> _Listed entries_:
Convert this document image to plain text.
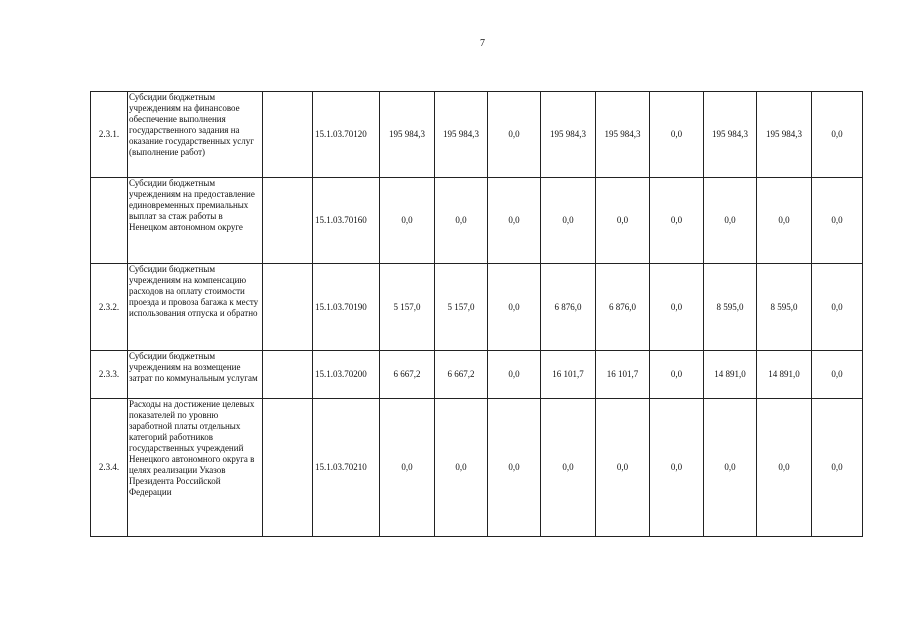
7
2.3.1.	Субсидии бюджетным учреждениям на финансовое обеспечение выполнения государственного задания на оказание государственных услуг (выполнение работ)		15.1.03.70120	195 984,3	195 984,3	0,0	195 984,3	195 984,3	0,0	195 984,3	195 984,3	0,0
	Субсидии бюджетным учреждениям на предоставление единовременных премиальных выплат за стаж работы в Ненецком автономном округе		15.1.03.70160	0,0	0,0	0,0	0,0	0,0	0,0	0,0	0,0	0,0
2.3.2.	Субсидии бюджетным учреждениям на компенсацию расходов на оплату стоимости проезда и провоза багажа к месту использования отпуска и обратно		15.1.03.70190	5 157,0	5 157,0	0,0	6 876,0	6 876,0	0,0	8 595,0	8 595,0	0,0
2.3.3.	Субсидии бюджетным учреждениям на возмещение затрат по коммунальным услугам		15.1.03.70200	6 667,2	6 667,2	0,0	16 101,7	16 101,7	0,0	14 891,0	14 891,0	0,0
2.3.4.	Расходы на достижение целевых показателей по уровню заработной платы отдельных категорий работников государственных учреждений Ненецкого автономного округа в целях реализации Указов Президента Российской Федерации		15.1.03.70210	0,0	0,0	0,0	0,0	0,0	0,0	0,0	0,0	0,0
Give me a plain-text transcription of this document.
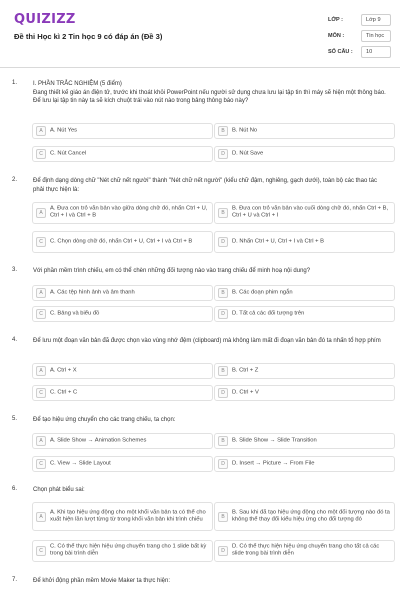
QUIZIZZ
Đề thi Học kì 2 Tin học 9 có đáp án (Đề 3)
LỚP :	Lớp 9
MÔN :	Tin học
SỐ CÂU :	10
1.	I. PHẦN TRẮC NGHIỆM (5 điểm)
Đang thiết kế giáo án điện tử, trước khi thoát khỏi PowerPoint nếu người sử dụng chưa lưu lại tập tin thì máy sẽ hiện một thông báo. Để lưu lại tập tin này ta sẽ kích chuột trái vào nút nào trong bảng thông báo này?
A	A. Nút Yes	B	B. Nút No
C	C. Nút Cancel	D	D. Nút Save
2.	Để định dạng dòng chữ "Nét chữ nết người" thành "Nét chữ nết người" (kiểu chữ đậm, nghiêng, gạch dưới), toàn bộ các thao tác phải thực hiện là:
A
A. Đưa con trỏ văn bản vào giữa dòng chữ đó, nhấn Ctrl + U, Ctrl + I và Ctrl + B	B
B. Đưa con trỏ văn bản vào cuối dòng chữ đó, nhấn Ctrl + B, Ctrl + U và Ctrl + I
C	C. Chọn dòng chữ đó, nhấn Ctrl + U, Ctrl + I và Ctrl + B	D	D. Nhấn Ctrl + U, Ctrl + I và Ctrl + B
3.	Với phần mềm trình chiếu, em có thể chèn những đối tượng nào vào trang chiếu để minh hoạ nội dung?
A	A. Các tệp hình ảnh và âm thanh	B	B. Các đoạn phim ngắn
C	C. Bảng và biểu đồ	D	D. Tất cả các đối tượng trên
4.	Để lưu một đoạn văn bản đã được chọn vào vùng nhớ đệm (clipboard) mà không làm mất đi đoạn văn bản đó ta nhấn tổ hợp phím
A	A. Ctrl + X	B	B. Ctrl + Z
C	C. Ctrl + C	D	D. Ctrl + V
5.	Để tạo hiệu ứng chuyển cho các trang chiếu, ta chọn:
A	A. Slide Show → Animation Schemes	B	B. Slide Show → Slide Transition
C	C. View → Slide Layout	D	D. Insert → Picture → From File
6.	Chọn phát biểu sai:
A
A. Khi tạo hiệu ứng động cho một khối văn bản ta có thể cho xuất hiện lần lượt từng từ trong khối văn bản khi trình chiếu	B
B. Sau khi đã tạo hiệu ứng động cho một đối tượng nào đó ta không thể thay đổi kiểu hiệu ứng cho đối tượng đó
C
C. Có thể thực hiện hiệu ứng chuyển trang cho 1 slide bất kỳ trong bài trình diễn	D
D. Có thể thực hiện hiệu ứng chuyển trang cho tất cả các slide trong bài trình diễn
7.	Để khởi động phần mềm Movie Maker ta thực hiện:
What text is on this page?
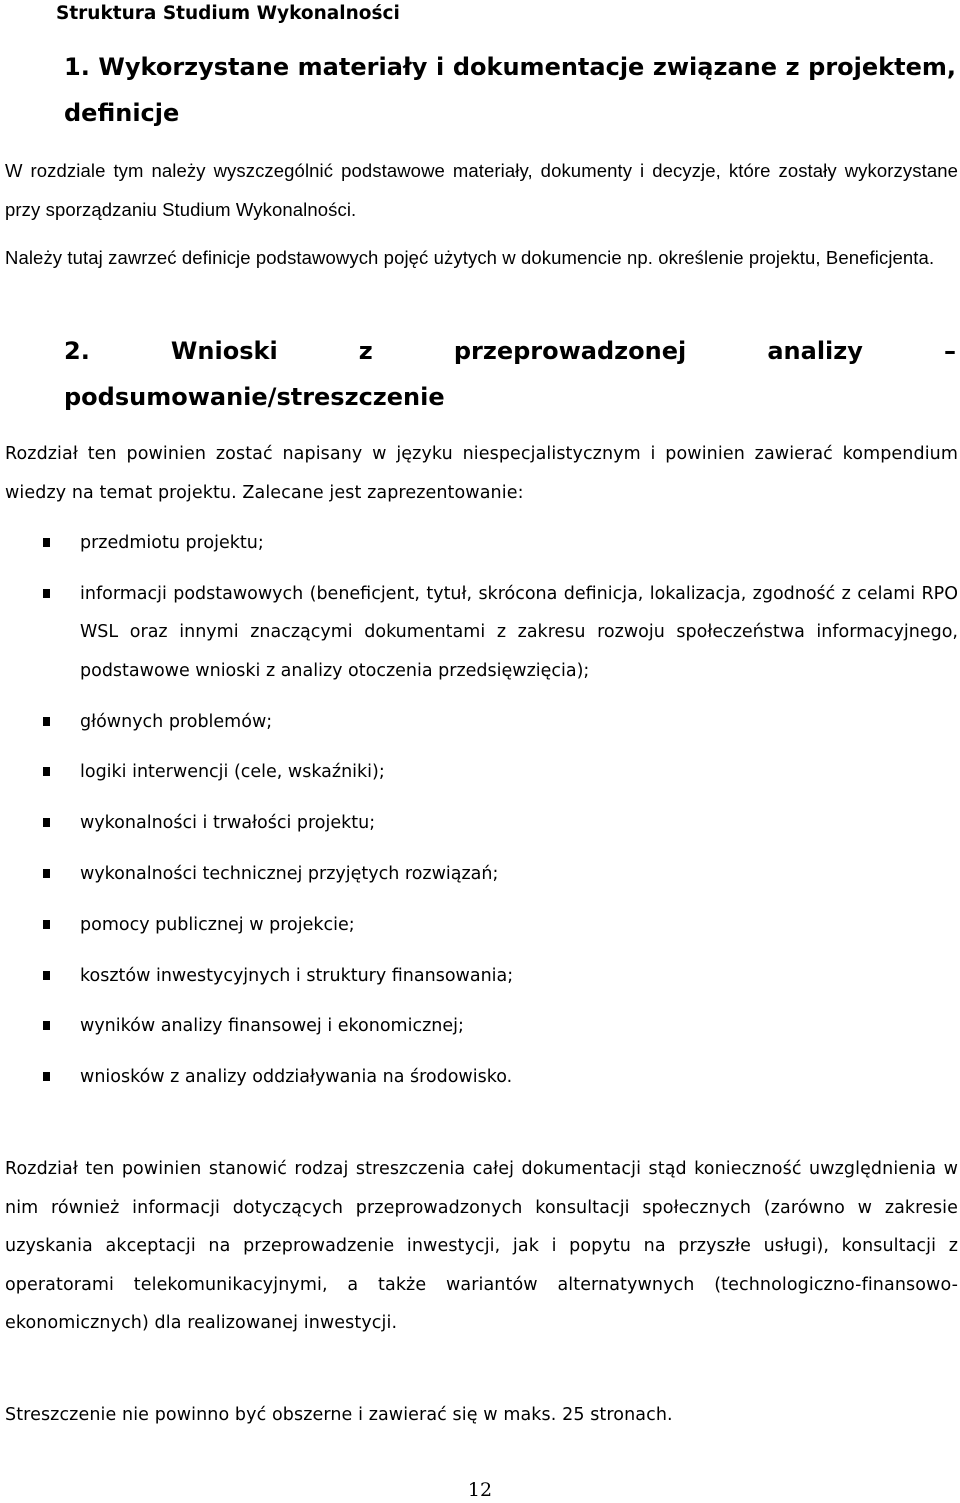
Struktura Studium Wykonalności
1. Wykorzystane materiały i dokumentacje związane z projektem, definicje
W rozdziale tym należy wyszczególnić podstawowe materiały, dokumenty i decyzje, które zostały wykorzystane przy sporządzaniu Studium Wykonalności.
Należy tutaj zawrzeć definicje podstawowych pojęć użytych w dokumencie np. określenie projektu, Beneficjenta.
2. Wnioski z przeprowadzonej analizy – podsumowanie/streszczenie
Rozdział ten powinien zostać napisany w języku niespecjalistycznym i powinien zawierać kompendium wiedzy na temat projektu. Zalecane jest zaprezentowanie:
przedmiotu projektu;
informacji podstawowych (beneficjent, tytuł, skrócona definicja, lokalizacja, zgodność z celami RPO WSL oraz innymi znaczącymi dokumentami z zakresu rozwoju społeczeństwa informacyjnego, podstawowe wnioski z analizy otoczenia przedsięwzięcia);
głównych problemów;
logiki interwencji (cele, wskaźniki);
wykonalności i trwałości projektu;
wykonalności technicznej przyjętych rozwiązań;
pomocy publicznej w projekcie;
kosztów inwestycyjnych i struktury finansowania;
wyników analizy finansowej i ekonomicznej;
wniosków z analizy oddziaływania na środowisko.
Rozdział ten powinien stanowić rodzaj streszczenia całej dokumentacji stąd konieczność uwzględnienia w nim również informacji dotyczących przeprowadzonych konsultacji społecznych (zarówno w zakresie uzyskania akceptacji na przeprowadzenie inwestycji, jak i popytu na przyszłe usługi), konsultacji z operatorami telekomunikacyjnymi, a także wariantów alternatywnych (technologiczno-finansowo-ekonomicznych) dla realizowanej inwestycji.
Streszczenie nie powinno być obszerne i zawierać się w maks. 25 stronach.
12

> _Exercise brief_: Omit the pictures, then quote the rest of the material above exactly.

> _Complete output_:
Convert this document image to plain text.
7
2.3.1.	Субсидии бюджетным учреждениям на финансовое обеспечение выполнения государственного задания на оказание государственных услуг (выполнение работ)		15.1.03.70120	195 984,3	195 984,3	0,0	195 984,3	195 984,3	0,0	195 984,3	195 984,3	0,0
	Субсидии бюджетным учреждениям на предоставление единовременных премиальных выплат за стаж работы в Ненецком автономном округе		15.1.03.70160	0,0	0,0	0,0	0,0	0,0	0,0	0,0	0,0	0,0
2.3.2.	Субсидии бюджетным учреждениям на компенсацию расходов на оплату стоимости проезда и провоза багажа к месту использования отпуска и обратно		15.1.03.70190	5 157,0	5 157,0	0,0	6 876,0	6 876,0	0,0	8 595,0	8 595,0	0,0
2.3.3.	Субсидии бюджетным учреждениям на возмещение затрат по коммунальным услугам		15.1.03.70200	6 667,2	6 667,2	0,0	16 101,7	16 101,7	0,0	14 891,0	14 891,0	0,0
2.3.4.	Расходы на достижение целевых показателей по уровню заработной платы отдельных категорий работников государственных учреждений Ненецкого автономного округа в целях реализации Указов Президента Российской Федерации		15.1.03.70210	0,0	0,0	0,0	0,0	0,0	0,0	0,0	0,0	0,0
Give me a plain-text transcription of this document.
QUIZIZZ
Đề thi Học kì 2 Tin học 9 có đáp án (Đề 3)
LỚP :	Lớp 9
MÔN :	Tin học
SỐ CÂU :	10
1.	I. PHẦN TRẮC NGHIỆM (5 điểm)
Đang thiết kế giáo án điện tử, trước khi thoát khỏi PowerPoint nếu người sử dụng chưa lưu lại tập tin thì máy sẽ hiện một thông báo. Để lưu lại tập tin này ta sẽ kích chuột trái vào nút nào trong bảng thông báo này?
A	A. Nút Yes	B	B. Nút No
C	C. Nút Cancel	D	D. Nút Save
2.	Để định dạng dòng chữ "Nét chữ nết người" thành "Nét chữ nết người" (kiểu chữ đậm, nghiêng, gạch dưới), toàn bộ các thao tác phải thực hiện là:
A
A. Đưa con trỏ văn bản vào giữa dòng chữ đó, nhấn Ctrl + U, Ctrl + I và Ctrl + B	B
B. Đưa con trỏ văn bản vào cuối dòng chữ đó, nhấn Ctrl + B, Ctrl + U và Ctrl + I
C	C. Chọn dòng chữ đó, nhấn Ctrl + U, Ctrl + I và Ctrl + B	D	D. Nhấn Ctrl + U, Ctrl + I và Ctrl + B
3.	Với phần mềm trình chiếu, em có thể chèn những đối tượng nào vào trang chiếu để minh hoạ nội dung?
A	A. Các tệp hình ảnh và âm thanh	B	B. Các đoạn phim ngắn
C	C. Bảng và biểu đồ	D	D. Tất cả các đối tượng trên
4.	Để lưu một đoạn văn bản đã được chọn vào vùng nhớ đệm (clipboard) mà không làm mất đi đoạn văn bản đó ta nhấn tổ hợp phím
A	A. Ctrl + X	B	B. Ctrl + Z
C	C. Ctrl + C	D	D. Ctrl + V
5.	Để tạo hiệu ứng chuyển cho các trang chiếu, ta chọn:
A	A. Slide Show → Animation Schemes	B	B. Slide Show → Slide Transition
C	C. View → Slide Layout	D	D. Insert → Picture → From File
6.	Chọn phát biểu sai:
A
A. Khi tạo hiệu ứng động cho một khối văn bản ta có thể cho xuất hiện lần lượt từng từ trong khối văn bản khi trình chiếu	B
B. Sau khi đã tạo hiệu ứng động cho một đối tượng nào đó ta không thể thay đổi kiểu hiệu ứng cho đối tượng đó
C
C. Có thể thực hiện hiệu ứng chuyển trang cho 1 slide bất kỳ trong bài trình diễn	D
D. Có thể thực hiện hiệu ứng chuyển trang cho tất cả các slide trong bài trình diễn
7.	Để khởi động phần mềm Movie Maker ta thực hiện:
What text is on this page?
Struktura Studium Wykonalności
1. Wykorzystane materiały i dokumentacje związane z projektem, definicje
W rozdziale tym należy wyszczególnić podstawowe materiały, dokumenty i decyzje, które zostały wykorzystane przy sporządzaniu Studium Wykonalności.
Należy tutaj zawrzeć definicje podstawowych pojęć użytych w dokumencie np. określenie projektu, Beneficjenta.
2. Wnioski z przeprowadzonej analizy – podsumowanie/streszczenie
Rozdział ten powinien zostać napisany w języku niespecjalistycznym i powinien zawierać kompendium wiedzy na temat projektu. Zalecane jest zaprezentowanie:
przedmiotu projektu;
informacji podstawowych (beneficjent, tytuł, skrócona definicja, lokalizacja, zgodność z celami RPO WSL oraz innymi znaczącymi dokumentami z zakresu rozwoju społeczeństwa informacyjnego, podstawowe wnioski z analizy otoczenia przedsięwzięcia);
głównych problemów;
logiki interwencji (cele, wskaźniki);
wykonalności i trwałości projektu;
wykonalności technicznej przyjętych rozwiązań;
pomocy publicznej w projekcie;
kosztów inwestycyjnych i struktury finansowania;
wyników analizy finansowej i ekonomicznej;
wniosków z analizy oddziaływania na środowisko.
Rozdział ten powinien stanowić rodzaj streszczenia całej dokumentacji stąd konieczność uwzględnienia w nim również informacji dotyczących przeprowadzonych konsultacji społecznych (zarówno w zakresie uzyskania akceptacji na przeprowadzenie inwestycji, jak i popytu na przyszłe usługi), konsultacji z operatorami telekomunikacyjnymi, a także wariantów alternatywnych (technologiczno-finansowo-ekonomicznych) dla realizowanej inwestycji.
Streszczenie nie powinno być obszerne i zawierać się w maks. 25 stronach.
12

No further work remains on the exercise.